Dataset records

start

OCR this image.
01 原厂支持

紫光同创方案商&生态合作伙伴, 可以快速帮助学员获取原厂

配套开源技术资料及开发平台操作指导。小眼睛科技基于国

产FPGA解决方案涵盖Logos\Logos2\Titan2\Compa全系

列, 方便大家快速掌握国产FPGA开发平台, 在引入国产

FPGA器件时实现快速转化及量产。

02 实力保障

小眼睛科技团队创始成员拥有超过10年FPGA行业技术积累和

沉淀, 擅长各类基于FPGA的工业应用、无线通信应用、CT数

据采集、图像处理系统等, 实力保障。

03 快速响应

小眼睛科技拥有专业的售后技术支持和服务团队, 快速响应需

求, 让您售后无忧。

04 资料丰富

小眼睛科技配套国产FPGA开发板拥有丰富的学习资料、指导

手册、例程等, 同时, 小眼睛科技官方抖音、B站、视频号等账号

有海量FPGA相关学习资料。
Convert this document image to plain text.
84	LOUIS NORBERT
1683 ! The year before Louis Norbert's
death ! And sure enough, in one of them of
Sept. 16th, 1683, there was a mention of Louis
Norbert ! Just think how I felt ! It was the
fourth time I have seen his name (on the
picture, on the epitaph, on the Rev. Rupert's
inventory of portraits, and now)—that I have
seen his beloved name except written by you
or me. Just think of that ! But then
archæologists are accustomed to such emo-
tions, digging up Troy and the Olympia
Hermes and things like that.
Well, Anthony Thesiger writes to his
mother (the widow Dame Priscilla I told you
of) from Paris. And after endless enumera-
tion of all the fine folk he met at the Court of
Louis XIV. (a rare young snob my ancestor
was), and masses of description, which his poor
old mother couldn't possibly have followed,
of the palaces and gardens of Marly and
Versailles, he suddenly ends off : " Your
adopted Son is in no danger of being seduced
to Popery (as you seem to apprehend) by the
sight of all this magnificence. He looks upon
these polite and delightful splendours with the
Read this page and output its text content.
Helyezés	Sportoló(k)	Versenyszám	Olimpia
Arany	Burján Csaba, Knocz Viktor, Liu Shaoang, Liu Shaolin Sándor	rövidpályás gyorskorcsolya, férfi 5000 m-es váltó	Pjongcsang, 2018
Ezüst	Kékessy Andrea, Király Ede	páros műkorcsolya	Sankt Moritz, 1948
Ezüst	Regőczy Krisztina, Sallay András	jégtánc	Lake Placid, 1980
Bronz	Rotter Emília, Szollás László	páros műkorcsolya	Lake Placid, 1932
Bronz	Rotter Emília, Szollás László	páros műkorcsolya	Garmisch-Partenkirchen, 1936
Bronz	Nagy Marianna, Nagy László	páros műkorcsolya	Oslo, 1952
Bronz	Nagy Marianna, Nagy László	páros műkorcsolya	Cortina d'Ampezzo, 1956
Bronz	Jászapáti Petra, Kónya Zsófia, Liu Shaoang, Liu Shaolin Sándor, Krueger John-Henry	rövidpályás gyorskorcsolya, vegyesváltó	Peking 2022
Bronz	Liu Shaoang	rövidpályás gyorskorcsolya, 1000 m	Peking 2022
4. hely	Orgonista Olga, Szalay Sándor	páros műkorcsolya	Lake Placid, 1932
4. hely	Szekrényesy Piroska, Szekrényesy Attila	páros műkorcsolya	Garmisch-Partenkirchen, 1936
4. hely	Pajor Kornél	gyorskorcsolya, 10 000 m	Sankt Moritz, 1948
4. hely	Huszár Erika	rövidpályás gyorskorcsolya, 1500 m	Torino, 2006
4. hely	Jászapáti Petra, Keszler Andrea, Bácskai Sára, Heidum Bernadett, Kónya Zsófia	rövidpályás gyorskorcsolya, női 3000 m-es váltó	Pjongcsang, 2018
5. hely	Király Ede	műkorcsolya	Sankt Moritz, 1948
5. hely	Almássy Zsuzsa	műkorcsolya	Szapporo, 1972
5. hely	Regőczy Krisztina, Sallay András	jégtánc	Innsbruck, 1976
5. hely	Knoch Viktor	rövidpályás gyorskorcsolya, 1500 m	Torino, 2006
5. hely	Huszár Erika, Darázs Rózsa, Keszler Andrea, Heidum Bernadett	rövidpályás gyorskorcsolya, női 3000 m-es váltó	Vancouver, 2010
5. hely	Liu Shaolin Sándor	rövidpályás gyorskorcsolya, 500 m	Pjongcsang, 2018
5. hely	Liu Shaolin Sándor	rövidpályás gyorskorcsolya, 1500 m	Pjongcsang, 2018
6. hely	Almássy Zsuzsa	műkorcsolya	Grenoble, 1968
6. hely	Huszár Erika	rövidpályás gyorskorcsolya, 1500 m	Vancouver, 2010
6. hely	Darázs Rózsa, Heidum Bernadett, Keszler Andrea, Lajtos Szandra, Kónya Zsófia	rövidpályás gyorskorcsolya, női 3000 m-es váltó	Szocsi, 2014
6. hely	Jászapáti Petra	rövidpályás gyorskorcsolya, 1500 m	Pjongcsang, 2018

end

## WHAT THIS TASK INVOLVES
Output each entry precisely as given.

## EXPECTED ANSWER
OCR this image.
01 原厂支持

紫光同创方案商&生态合作伙伴, 可以快速帮助学员获取原厂

配套开源技术资料及开发平台操作指导。小眼睛科技基于国

产FPGA解决方案涵盖Logos\Logos2\Titan2\Compa全系

列, 方便大家快速掌握国产FPGA开发平台, 在引入国产

FPGA器件时实现快速转化及量产。

02 实力保障

小眼睛科技团队创始成员拥有超过10年FPGA行业技术积累和

沉淀, 擅长各类基于FPGA的工业应用、无线通信应用、CT数

据采集、图像处理系统等, 实力保障。

03 快速响应

小眼睛科技拥有专业的售后技术支持和服务团队, 快速响应需

求, 让您售后无忧。

04 资料丰富

小眼睛科技配套国产FPGA开发板拥有丰富的学习资料、指导

手册、例程等, 同时, 小眼睛科技官方抖音、B站、视频号等账号

有海量FPGA相关学习资料。
Convert this document image to plain text.
84	LOUIS NORBERT
1683 ! The year before Louis Norbert's
death ! And sure enough, in one of them of
Sept. 16th, 1683, there was a mention of Louis
Norbert ! Just think how I felt ! It was the
fourth time I have seen his name (on the
picture, on the epitaph, on the Rev. Rupert's
inventory of portraits, and now)—that I have
seen his beloved name except written by you
or me. Just think of that ! But then
archæologists are accustomed to such emo-
tions, digging up Troy and the Olympia
Hermes and things like that.
Well, Anthony Thesiger writes to his
mother (the widow Dame Priscilla I told you
of) from Paris. And after endless enumera-
tion of all the fine folk he met at the Court of
Louis XIV. (a rare young snob my ancestor
was), and masses of description, which his poor
old mother couldn't possibly have followed,
of the palaces and gardens of Marly and
Versailles, he suddenly ends off : " Your
adopted Son is in no danger of being seduced
to Popery (as you seem to apprehend) by the
sight of all this magnificence. He looks upon
these polite and delightful splendours with the
Read this page and output its text content.
Helyezés	Sportoló(k)	Versenyszám	Olimpia
Arany	Burján Csaba, Knocz Viktor, Liu Shaoang, Liu Shaolin Sándor	rövidpályás gyorskorcsolya, férfi 5000 m-es váltó	Pjongcsang, 2018
Ezüst	Kékessy Andrea, Király Ede	páros műkorcsolya	Sankt Moritz, 1948
Ezüst	Regőczy Krisztina, Sallay András	jégtánc	Lake Placid, 1980
Bronz	Rotter Emília, Szollás László	páros műkorcsolya	Lake Placid, 1932
Bronz	Rotter Emília, Szollás László	páros műkorcsolya	Garmisch-Partenkirchen, 1936
Bronz	Nagy Marianna, Nagy László	páros műkorcsolya	Oslo, 1952
Bronz	Nagy Marianna, Nagy László	páros műkorcsolya	Cortina d'Ampezzo, 1956
Bronz	Jászapáti Petra, Kónya Zsófia, Liu Shaoang, Liu Shaolin Sándor, Krueger John-Henry	rövidpályás gyorskorcsolya, vegyesváltó	Peking 2022
Bronz	Liu Shaoang	rövidpályás gyorskorcsolya, 1000 m	Peking 2022
4. hely	Orgonista Olga, Szalay Sándor	páros műkorcsolya	Lake Placid, 1932
4. hely	Szekrényesy Piroska, Szekrényesy Attila	páros műkorcsolya	Garmisch-Partenkirchen, 1936
4. hely	Pajor Kornél	gyorskorcsolya, 10 000 m	Sankt Moritz, 1948
4. hely	Huszár Erika	rövidpályás gyorskorcsolya, 1500 m	Torino, 2006
4. hely	Jászapáti Petra, Keszler Andrea, Bácskai Sára, Heidum Bernadett, Kónya Zsófia	rövidpályás gyorskorcsolya, női 3000 m-es váltó	Pjongcsang, 2018
5. hely	Király Ede	műkorcsolya	Sankt Moritz, 1948
5. hely	Almássy Zsuzsa	műkorcsolya	Szapporo, 1972
5. hely	Regőczy Krisztina, Sallay András	jégtánc	Innsbruck, 1976
5. hely	Knoch Viktor	rövidpályás gyorskorcsolya, 1500 m	Torino, 2006
5. hely	Huszár Erika, Darázs Rózsa, Keszler Andrea, Heidum Bernadett	rövidpályás gyorskorcsolya, női 3000 m-es váltó	Vancouver, 2010
5. hely	Liu Shaolin Sándor	rövidpályás gyorskorcsolya, 500 m	Pjongcsang, 2018
5. hely	Liu Shaolin Sándor	rövidpályás gyorskorcsolya, 1500 m	Pjongcsang, 2018
6. hely	Almássy Zsuzsa	műkorcsolya	Grenoble, 1968
6. hely	Huszár Erika	rövidpályás gyorskorcsolya, 1500 m	Vancouver, 2010
6. hely	Darázs Rózsa, Heidum Bernadett, Keszler Andrea, Lajtos Szandra, Kónya Zsófia	rövidpályás gyorskorcsolya, női 3000 m-es váltó	Szocsi, 2014
6. hely	Jászapáti Petra	rövidpályás gyorskorcsolya, 1500 m	Pjongcsang, 2018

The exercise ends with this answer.